WHAT YOU HAVE TO DO >>
Pictures do not belong in the copy; quote every entry below exactly.

DATA FOR PROCESSING >>
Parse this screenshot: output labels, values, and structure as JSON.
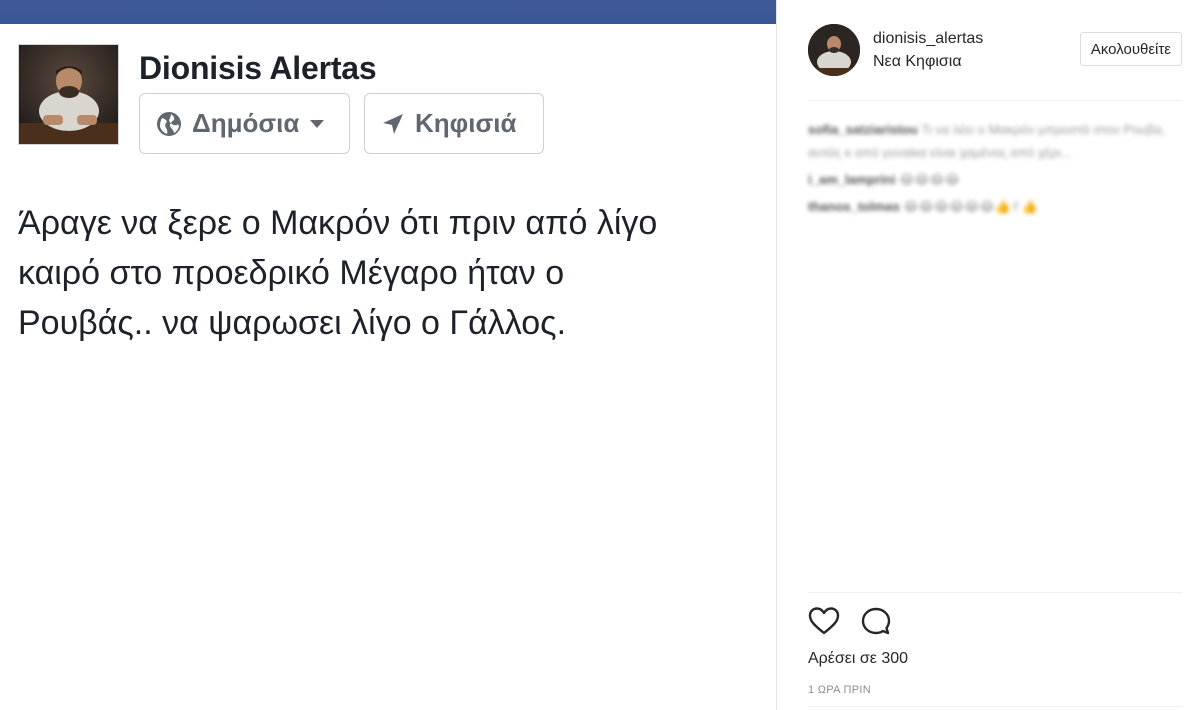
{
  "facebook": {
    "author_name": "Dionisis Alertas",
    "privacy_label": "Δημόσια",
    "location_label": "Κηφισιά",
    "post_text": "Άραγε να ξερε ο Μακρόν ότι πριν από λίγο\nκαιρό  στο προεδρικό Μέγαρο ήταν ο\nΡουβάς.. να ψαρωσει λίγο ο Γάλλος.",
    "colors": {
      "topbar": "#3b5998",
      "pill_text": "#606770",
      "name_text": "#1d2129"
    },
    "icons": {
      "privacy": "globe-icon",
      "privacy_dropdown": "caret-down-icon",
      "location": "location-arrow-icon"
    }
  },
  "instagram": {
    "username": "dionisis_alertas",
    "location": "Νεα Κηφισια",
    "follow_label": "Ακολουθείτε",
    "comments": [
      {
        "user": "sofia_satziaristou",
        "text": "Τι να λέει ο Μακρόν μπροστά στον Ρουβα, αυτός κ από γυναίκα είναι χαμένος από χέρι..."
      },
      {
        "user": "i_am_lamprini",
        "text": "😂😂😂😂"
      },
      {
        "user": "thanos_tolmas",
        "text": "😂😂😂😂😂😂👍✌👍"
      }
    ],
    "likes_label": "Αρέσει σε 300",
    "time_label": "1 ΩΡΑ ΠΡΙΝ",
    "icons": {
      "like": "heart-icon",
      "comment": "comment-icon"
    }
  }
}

ANSWER TO THIS TASK >>
Parse this screenshot: output labels, values, and structure as JSON.
{
  "facebook": {
    "author_name": "Dionisis Alertas",
    "privacy_label": "Δημόσια",
    "location_label": "Κηφισιά",
    "post_text": "Άραγε να ξερε ο Μακρόν ότι πριν από λίγο\nκαιρό  στο προεδρικό Μέγαρο ήταν ο\nΡουβάς.. να ψαρωσει λίγο ο Γάλλος.",
    "colors": {
      "topbar": "#3b5998",
      "pill_text": "#606770",
      "name_text": "#1d2129"
    },
    "icons": {
      "privacy": "globe-icon",
      "privacy_dropdown": "caret-down-icon",
      "location": "location-arrow-icon"
    }
  },
  "instagram": {
    "username": "dionisis_alertas",
    "location": "Νεα Κηφισια",
    "follow_label": "Ακολουθείτε",
    "comments": [
      {
        "user": "sofia_satziaristou",
        "text": "Τι να λέει ο Μακρόν μπροστά στον Ρουβα, αυτός κ από γυναίκα είναι χαμένος από χέρι..."
      },
      {
        "user": "i_am_lamprini",
        "text": "😂😂😂😂"
      },
      {
        "user": "thanos_tolmas",
        "text": "😂😂😂😂😂😂👍✌👍"
      }
    ],
    "likes_label": "Αρέσει σε 300",
    "time_label": "1 ΩΡΑ ΠΡΙΝ",
    "icons": {
      "like": "heart-icon",
      "comment": "comment-icon"
    }
  }
}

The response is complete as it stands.